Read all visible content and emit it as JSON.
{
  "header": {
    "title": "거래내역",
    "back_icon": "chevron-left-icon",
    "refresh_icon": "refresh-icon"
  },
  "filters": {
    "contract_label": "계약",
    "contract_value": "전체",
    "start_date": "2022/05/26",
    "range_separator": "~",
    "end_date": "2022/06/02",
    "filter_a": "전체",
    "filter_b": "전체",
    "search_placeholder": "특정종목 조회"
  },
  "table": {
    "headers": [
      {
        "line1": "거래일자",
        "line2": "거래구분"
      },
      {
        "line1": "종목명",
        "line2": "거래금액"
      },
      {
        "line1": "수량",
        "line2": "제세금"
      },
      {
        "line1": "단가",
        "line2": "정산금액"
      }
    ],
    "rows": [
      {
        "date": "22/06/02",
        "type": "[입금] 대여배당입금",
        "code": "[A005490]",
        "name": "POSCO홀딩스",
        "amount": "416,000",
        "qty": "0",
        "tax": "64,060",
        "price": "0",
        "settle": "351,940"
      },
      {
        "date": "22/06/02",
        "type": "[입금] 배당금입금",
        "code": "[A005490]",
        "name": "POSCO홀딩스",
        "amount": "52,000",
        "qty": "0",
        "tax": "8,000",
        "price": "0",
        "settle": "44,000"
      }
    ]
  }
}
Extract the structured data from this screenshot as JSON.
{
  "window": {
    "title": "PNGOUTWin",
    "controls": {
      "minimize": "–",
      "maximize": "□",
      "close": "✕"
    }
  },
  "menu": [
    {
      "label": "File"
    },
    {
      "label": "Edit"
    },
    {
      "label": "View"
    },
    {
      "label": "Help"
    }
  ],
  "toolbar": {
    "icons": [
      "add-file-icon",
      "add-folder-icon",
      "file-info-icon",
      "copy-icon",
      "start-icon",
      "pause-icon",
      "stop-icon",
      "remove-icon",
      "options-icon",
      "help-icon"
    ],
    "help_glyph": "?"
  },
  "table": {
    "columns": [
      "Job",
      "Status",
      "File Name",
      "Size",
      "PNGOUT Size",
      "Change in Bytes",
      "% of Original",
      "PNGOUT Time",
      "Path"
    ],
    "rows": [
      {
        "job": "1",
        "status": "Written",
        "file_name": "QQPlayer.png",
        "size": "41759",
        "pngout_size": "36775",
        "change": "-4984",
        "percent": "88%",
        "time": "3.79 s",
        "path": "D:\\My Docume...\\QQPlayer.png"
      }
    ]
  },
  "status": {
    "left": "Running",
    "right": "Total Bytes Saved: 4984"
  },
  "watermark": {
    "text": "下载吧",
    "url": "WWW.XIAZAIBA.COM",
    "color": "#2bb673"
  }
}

_ _ _ _ _

**What the exercise asks**. From the records above, please extract every line and repeat it exactly.

**Finished answer**.
Read all visible content and emit it as JSON.
{
  "header": {
    "title": "거래내역",
    "back_icon": "chevron-left-icon",
    "refresh_icon": "refresh-icon"
  },
  "filters": {
    "contract_label": "계약",
    "contract_value": "전체",
    "start_date": "2022/05/26",
    "range_separator": "~",
    "end_date": "2022/06/02",
    "filter_a": "전체",
    "filter_b": "전체",
    "search_placeholder": "특정종목 조회"
  },
  "table": {
    "headers": [
      {
        "line1": "거래일자",
        "line2": "거래구분"
      },
      {
        "line1": "종목명",
        "line2": "거래금액"
      },
      {
        "line1": "수량",
        "line2": "제세금"
      },
      {
        "line1": "단가",
        "line2": "정산금액"
      }
    ],
    "rows": [
      {
        "date": "22/06/02",
        "type": "[입금] 대여배당입금",
        "code": "[A005490]",
        "name": "POSCO홀딩스",
        "amount": "416,000",
        "qty": "0",
        "tax": "64,060",
        "price": "0",
        "settle": "351,940"
      },
      {
        "date": "22/06/02",
        "type": "[입금] 배당금입금",
        "code": "[A005490]",
        "name": "POSCO홀딩스",
        "amount": "52,000",
        "qty": "0",
        "tax": "8,000",
        "price": "0",
        "settle": "44,000"
      }
    ]
  }
}
Extract the structured data from this screenshot as JSON.
{
  "window": {
    "title": "PNGOUTWin",
    "controls": {
      "minimize": "–",
      "maximize": "□",
      "close": "✕"
    }
  },
  "menu": [
    {
      "label": "File"
    },
    {
      "label": "Edit"
    },
    {
      "label": "View"
    },
    {
      "label": "Help"
    }
  ],
  "toolbar": {
    "icons": [
      "add-file-icon",
      "add-folder-icon",
      "file-info-icon",
      "copy-icon",
      "start-icon",
      "pause-icon",
      "stop-icon",
      "remove-icon",
      "options-icon",
      "help-icon"
    ],
    "help_glyph": "?"
  },
  "table": {
    "columns": [
      "Job",
      "Status",
      "File Name",
      "Size",
      "PNGOUT Size",
      "Change in Bytes",
      "% of Original",
      "PNGOUT Time",
      "Path"
    ],
    "rows": [
      {
        "job": "1",
        "status": "Written",
        "file_name": "QQPlayer.png",
        "size": "41759",
        "pngout_size": "36775",
        "change": "-4984",
        "percent": "88%",
        "time": "3.79 s",
        "path": "D:\\My Docume...\\QQPlayer.png"
      }
    ]
  },
  "status": {
    "left": "Running",
    "right": "Total Bytes Saved: 4984"
  },
  "watermark": {
    "text": "下载吧",
    "url": "WWW.XIAZAIBA.COM",
    "color": "#2bb673"
  }
}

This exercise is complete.